TASK STATEMENT ▸ Of all the lines in the material, how many include the word "chevron"? Reply with the number alone.

++++ INFORMATION GIVEN ++++

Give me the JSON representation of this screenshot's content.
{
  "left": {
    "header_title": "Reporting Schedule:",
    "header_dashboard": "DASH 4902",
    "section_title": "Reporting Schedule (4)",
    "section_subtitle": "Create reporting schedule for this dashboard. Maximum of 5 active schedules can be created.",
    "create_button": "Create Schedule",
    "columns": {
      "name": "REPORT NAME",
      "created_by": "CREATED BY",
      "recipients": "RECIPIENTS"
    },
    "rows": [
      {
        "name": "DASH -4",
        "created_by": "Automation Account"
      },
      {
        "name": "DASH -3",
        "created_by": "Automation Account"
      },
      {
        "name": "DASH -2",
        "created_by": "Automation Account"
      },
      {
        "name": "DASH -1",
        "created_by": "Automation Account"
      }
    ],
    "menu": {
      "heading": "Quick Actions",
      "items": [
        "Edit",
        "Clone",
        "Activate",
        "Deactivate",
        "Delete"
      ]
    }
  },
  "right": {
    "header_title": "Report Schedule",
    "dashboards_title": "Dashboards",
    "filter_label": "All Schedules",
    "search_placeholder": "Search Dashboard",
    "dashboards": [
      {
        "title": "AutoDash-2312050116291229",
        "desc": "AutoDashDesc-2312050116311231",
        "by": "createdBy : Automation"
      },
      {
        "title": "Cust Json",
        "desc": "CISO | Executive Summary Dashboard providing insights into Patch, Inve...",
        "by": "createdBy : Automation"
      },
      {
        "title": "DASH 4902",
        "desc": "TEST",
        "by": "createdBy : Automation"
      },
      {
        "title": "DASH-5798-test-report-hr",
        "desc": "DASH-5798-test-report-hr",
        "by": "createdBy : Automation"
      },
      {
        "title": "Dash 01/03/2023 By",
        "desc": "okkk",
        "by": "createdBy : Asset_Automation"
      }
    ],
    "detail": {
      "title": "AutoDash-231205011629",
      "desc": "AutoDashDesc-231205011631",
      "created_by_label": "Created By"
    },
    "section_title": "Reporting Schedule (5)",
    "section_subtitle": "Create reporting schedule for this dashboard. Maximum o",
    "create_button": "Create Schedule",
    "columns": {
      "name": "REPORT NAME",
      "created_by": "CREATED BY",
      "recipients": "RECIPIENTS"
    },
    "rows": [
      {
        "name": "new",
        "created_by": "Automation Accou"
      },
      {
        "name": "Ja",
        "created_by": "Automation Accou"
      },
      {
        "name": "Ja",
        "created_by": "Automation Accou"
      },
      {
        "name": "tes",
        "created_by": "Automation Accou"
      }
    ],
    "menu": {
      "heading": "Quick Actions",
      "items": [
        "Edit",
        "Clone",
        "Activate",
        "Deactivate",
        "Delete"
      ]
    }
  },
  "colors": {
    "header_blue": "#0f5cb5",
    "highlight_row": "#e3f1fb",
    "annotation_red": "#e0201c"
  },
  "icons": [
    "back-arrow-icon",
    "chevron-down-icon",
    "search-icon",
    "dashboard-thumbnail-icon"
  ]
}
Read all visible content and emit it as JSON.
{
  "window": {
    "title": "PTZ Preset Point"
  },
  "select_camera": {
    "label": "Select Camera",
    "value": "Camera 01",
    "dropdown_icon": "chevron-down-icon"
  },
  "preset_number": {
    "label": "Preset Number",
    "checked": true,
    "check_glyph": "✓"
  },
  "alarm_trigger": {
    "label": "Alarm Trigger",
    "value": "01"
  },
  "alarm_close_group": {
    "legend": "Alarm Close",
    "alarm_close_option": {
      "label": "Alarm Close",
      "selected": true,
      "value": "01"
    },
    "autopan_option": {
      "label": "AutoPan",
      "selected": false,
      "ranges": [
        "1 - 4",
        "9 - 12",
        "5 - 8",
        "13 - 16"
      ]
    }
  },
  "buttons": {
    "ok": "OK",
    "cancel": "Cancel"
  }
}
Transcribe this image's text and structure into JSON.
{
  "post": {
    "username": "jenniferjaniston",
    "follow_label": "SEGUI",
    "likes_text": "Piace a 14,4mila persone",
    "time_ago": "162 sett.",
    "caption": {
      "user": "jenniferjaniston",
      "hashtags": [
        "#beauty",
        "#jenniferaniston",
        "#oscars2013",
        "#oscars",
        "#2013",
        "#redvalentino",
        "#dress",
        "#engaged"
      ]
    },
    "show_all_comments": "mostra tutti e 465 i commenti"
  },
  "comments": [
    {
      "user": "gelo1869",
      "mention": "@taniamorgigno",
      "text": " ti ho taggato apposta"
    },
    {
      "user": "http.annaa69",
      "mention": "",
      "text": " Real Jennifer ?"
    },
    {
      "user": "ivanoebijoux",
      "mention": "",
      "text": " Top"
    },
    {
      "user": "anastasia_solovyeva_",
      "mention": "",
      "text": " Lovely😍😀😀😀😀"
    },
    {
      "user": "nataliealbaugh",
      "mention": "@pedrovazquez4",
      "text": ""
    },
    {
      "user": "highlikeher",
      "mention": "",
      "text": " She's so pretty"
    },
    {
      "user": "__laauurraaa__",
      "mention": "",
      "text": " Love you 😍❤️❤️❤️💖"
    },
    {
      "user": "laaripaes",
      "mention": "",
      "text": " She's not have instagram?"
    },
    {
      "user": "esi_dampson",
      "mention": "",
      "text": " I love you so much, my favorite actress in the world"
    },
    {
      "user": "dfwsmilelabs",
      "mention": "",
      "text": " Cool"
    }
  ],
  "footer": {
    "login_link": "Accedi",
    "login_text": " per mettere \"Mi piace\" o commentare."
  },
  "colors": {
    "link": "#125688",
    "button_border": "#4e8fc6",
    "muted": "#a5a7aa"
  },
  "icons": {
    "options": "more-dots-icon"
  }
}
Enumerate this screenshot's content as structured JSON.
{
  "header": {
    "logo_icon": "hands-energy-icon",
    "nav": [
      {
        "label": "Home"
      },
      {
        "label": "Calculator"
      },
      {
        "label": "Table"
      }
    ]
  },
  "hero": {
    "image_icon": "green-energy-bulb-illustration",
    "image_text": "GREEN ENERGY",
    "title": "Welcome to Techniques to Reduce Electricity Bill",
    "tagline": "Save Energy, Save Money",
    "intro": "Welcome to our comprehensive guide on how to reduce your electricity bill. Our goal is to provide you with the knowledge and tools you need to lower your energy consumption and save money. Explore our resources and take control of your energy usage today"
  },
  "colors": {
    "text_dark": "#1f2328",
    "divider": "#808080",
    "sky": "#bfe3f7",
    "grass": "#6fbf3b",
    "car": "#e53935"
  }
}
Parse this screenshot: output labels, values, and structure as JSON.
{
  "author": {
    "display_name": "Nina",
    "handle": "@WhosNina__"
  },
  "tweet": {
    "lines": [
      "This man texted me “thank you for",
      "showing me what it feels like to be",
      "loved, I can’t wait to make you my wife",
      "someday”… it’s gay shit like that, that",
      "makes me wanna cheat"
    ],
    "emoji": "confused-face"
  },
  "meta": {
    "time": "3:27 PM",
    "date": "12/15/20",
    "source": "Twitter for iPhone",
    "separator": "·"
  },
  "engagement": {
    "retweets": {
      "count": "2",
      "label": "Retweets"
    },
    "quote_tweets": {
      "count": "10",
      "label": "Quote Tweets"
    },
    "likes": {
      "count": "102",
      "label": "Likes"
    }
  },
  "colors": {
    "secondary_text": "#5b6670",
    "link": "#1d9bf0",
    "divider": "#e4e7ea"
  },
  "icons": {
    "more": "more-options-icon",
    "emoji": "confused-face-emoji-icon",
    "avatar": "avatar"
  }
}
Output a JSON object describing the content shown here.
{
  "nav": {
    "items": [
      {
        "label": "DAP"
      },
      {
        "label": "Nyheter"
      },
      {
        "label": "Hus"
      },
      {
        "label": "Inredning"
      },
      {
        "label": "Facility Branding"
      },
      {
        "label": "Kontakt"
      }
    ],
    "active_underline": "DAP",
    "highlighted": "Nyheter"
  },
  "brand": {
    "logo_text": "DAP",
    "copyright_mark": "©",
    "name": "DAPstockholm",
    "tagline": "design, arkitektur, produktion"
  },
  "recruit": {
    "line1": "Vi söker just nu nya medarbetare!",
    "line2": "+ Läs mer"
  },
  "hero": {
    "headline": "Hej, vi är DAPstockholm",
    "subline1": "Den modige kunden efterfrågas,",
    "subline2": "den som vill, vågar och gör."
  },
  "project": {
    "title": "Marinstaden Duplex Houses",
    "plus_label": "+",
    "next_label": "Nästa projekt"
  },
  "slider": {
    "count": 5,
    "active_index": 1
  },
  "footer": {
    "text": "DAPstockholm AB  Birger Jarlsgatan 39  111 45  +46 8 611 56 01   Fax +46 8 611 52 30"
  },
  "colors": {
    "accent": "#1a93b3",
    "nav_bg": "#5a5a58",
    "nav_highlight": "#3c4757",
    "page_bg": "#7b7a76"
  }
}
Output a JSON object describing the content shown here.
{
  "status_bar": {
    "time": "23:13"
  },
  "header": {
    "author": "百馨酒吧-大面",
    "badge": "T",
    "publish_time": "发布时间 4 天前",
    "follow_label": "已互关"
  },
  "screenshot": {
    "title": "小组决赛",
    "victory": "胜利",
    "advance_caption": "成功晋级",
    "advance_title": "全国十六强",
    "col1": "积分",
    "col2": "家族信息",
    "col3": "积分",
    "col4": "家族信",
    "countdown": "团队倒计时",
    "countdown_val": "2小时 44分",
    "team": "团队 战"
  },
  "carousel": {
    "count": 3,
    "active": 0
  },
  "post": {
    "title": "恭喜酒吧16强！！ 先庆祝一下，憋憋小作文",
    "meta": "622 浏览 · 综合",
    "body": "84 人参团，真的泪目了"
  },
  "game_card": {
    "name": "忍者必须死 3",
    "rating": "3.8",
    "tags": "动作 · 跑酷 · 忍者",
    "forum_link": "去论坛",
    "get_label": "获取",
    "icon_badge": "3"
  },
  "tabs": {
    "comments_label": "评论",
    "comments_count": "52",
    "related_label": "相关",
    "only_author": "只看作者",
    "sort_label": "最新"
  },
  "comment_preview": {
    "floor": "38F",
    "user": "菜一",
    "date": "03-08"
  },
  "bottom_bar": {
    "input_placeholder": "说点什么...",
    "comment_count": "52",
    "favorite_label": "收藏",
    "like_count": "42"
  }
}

++++

REPLY TO THE EXERCISE ▸ 2